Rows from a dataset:
-- begin --
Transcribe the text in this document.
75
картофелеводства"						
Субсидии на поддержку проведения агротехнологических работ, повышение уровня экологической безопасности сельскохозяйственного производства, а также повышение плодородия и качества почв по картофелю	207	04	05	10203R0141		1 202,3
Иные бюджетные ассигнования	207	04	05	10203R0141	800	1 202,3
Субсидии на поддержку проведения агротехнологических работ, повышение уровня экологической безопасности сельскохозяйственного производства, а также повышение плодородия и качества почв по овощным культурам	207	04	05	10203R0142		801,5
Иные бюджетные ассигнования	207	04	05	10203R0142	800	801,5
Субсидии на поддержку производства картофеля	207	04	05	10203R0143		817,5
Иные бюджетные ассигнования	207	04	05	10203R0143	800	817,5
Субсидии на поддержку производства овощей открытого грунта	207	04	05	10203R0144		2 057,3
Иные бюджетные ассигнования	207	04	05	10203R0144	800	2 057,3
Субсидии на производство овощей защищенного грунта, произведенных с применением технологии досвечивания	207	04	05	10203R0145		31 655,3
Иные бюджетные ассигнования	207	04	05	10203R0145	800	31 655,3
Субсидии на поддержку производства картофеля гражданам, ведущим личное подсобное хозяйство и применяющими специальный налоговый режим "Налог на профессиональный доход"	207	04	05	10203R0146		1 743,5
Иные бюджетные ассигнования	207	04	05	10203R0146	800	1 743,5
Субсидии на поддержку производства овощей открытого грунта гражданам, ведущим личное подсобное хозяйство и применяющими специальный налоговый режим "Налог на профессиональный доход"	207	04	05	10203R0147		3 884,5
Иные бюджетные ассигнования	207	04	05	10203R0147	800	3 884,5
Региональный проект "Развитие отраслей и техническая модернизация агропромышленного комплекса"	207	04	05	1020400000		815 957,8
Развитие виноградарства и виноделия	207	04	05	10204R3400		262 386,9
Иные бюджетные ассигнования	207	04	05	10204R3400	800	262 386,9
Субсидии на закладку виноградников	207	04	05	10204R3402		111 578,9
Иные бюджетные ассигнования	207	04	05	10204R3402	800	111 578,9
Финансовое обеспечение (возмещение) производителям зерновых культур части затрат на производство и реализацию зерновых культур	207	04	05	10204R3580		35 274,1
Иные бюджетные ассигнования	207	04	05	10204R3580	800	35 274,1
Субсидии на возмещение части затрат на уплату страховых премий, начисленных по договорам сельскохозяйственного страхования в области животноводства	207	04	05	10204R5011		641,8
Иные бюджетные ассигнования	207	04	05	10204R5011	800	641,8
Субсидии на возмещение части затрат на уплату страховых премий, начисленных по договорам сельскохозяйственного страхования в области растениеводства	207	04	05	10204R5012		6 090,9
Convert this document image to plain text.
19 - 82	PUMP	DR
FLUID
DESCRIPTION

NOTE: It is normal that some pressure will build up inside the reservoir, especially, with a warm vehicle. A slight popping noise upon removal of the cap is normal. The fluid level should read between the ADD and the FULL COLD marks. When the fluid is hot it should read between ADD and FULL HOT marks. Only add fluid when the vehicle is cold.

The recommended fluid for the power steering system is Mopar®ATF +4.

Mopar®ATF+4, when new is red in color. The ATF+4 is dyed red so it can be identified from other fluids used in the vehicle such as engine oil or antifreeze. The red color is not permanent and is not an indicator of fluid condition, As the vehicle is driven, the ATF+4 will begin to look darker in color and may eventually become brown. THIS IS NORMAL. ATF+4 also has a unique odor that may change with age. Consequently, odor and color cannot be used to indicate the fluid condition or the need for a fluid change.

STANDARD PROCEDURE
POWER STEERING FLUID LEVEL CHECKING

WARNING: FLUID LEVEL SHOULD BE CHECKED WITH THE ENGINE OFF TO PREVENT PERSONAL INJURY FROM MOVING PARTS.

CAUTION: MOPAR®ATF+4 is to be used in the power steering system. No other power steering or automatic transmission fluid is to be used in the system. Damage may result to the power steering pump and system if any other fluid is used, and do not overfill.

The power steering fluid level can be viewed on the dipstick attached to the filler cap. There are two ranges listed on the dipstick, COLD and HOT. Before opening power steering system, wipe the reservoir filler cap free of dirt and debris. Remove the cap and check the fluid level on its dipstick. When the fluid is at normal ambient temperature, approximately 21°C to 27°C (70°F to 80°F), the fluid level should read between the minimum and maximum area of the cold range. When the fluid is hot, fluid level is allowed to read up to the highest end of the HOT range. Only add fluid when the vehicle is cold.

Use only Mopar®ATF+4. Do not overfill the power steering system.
-- end --
### EXERCISE AIM
Copy every line verbatim.

### TASK SOLUTION
Transcribe the text in this document.
75
картофелеводства"						
Субсидии на поддержку проведения агротехнологических работ, повышение уровня экологической безопасности сельскохозяйственного производства, а также повышение плодородия и качества почв по картофелю	207	04	05	10203R0141		1 202,3
Иные бюджетные ассигнования	207	04	05	10203R0141	800	1 202,3
Субсидии на поддержку проведения агротехнологических работ, повышение уровня экологической безопасности сельскохозяйственного производства, а также повышение плодородия и качества почв по овощным культурам	207	04	05	10203R0142		801,5
Иные бюджетные ассигнования	207	04	05	10203R0142	800	801,5
Субсидии на поддержку производства картофеля	207	04	05	10203R0143		817,5
Иные бюджетные ассигнования	207	04	05	10203R0143	800	817,5
Субсидии на поддержку производства овощей открытого грунта	207	04	05	10203R0144		2 057,3
Иные бюджетные ассигнования	207	04	05	10203R0144	800	2 057,3
Субсидии на производство овощей защищенного грунта, произведенных с применением технологии досвечивания	207	04	05	10203R0145		31 655,3
Иные бюджетные ассигнования	207	04	05	10203R0145	800	31 655,3
Субсидии на поддержку производства картофеля гражданам, ведущим личное подсобное хозяйство и применяющими специальный налоговый режим "Налог на профессиональный доход"	207	04	05	10203R0146		1 743,5
Иные бюджетные ассигнования	207	04	05	10203R0146	800	1 743,5
Субсидии на поддержку производства овощей открытого грунта гражданам, ведущим личное подсобное хозяйство и применяющими специальный налоговый режим "Налог на профессиональный доход"	207	04	05	10203R0147		3 884,5
Иные бюджетные ассигнования	207	04	05	10203R0147	800	3 884,5
Региональный проект "Развитие отраслей и техническая модернизация агропромышленного комплекса"	207	04	05	1020400000		815 957,8
Развитие виноградарства и виноделия	207	04	05	10204R3400		262 386,9
Иные бюджетные ассигнования	207	04	05	10204R3400	800	262 386,9
Субсидии на закладку виноградников	207	04	05	10204R3402		111 578,9
Иные бюджетные ассигнования	207	04	05	10204R3402	800	111 578,9
Финансовое обеспечение (возмещение) производителям зерновых культур части затрат на производство и реализацию зерновых культур	207	04	05	10204R3580		35 274,1
Иные бюджетные ассигнования	207	04	05	10204R3580	800	35 274,1
Субсидии на возмещение части затрат на уплату страховых премий, начисленных по договорам сельскохозяйственного страхования в области животноводства	207	04	05	10204R5011		641,8
Иные бюджетные ассигнования	207	04	05	10204R5011	800	641,8
Субсидии на возмещение части затрат на уплату страховых премий, начисленных по договорам сельскохозяйственного страхования в области растениеводства	207	04	05	10204R5012		6 090,9
Convert this document image to plain text.
19 - 82	PUMP	DR
FLUID
DESCRIPTION

NOTE: It is normal that some pressure will build up inside the reservoir, especially, with a warm vehicle. A slight popping noise upon removal of the cap is normal. The fluid level should read between the ADD and the FULL COLD marks. When the fluid is hot it should read between ADD and FULL HOT marks. Only add fluid when the vehicle is cold.

The recommended fluid for the power steering system is Mopar®ATF +4.

Mopar®ATF+4, when new is red in color. The ATF+4 is dyed red so it can be identified from other fluids used in the vehicle such as engine oil or antifreeze. The red color is not permanent and is not an indicator of fluid condition, As the vehicle is driven, the ATF+4 will begin to look darker in color and may eventually become brown. THIS IS NORMAL. ATF+4 also has a unique odor that may change with age. Consequently, odor and color cannot be used to indicate the fluid condition or the need for a fluid change.

STANDARD PROCEDURE
POWER STEERING FLUID LEVEL CHECKING

WARNING: FLUID LEVEL SHOULD BE CHECKED WITH THE ENGINE OFF TO PREVENT PERSONAL INJURY FROM MOVING PARTS.

CAUTION: MOPAR®ATF+4 is to be used in the power steering system. No other power steering or automatic transmission fluid is to be used in the system. Damage may result to the power steering pump and system if any other fluid is used, and do not overfill.

The power steering fluid level can be viewed on the dipstick attached to the filler cap. There are two ranges listed on the dipstick, COLD and HOT. Before opening power steering system, wipe the reservoir filler cap free of dirt and debris. Remove the cap and check the fluid level on its dipstick. When the fluid is at normal ambient temperature, approximately 21°C to 27°C (70°F to 80°F), the fluid level should read between the minimum and maximum area of the cold range. When the fluid is hot, fluid level is allowed to read up to the highest end of the HOT range. Only add fluid when the vehicle is cold.

Use only Mopar®ATF+4. Do not overfill the power steering system.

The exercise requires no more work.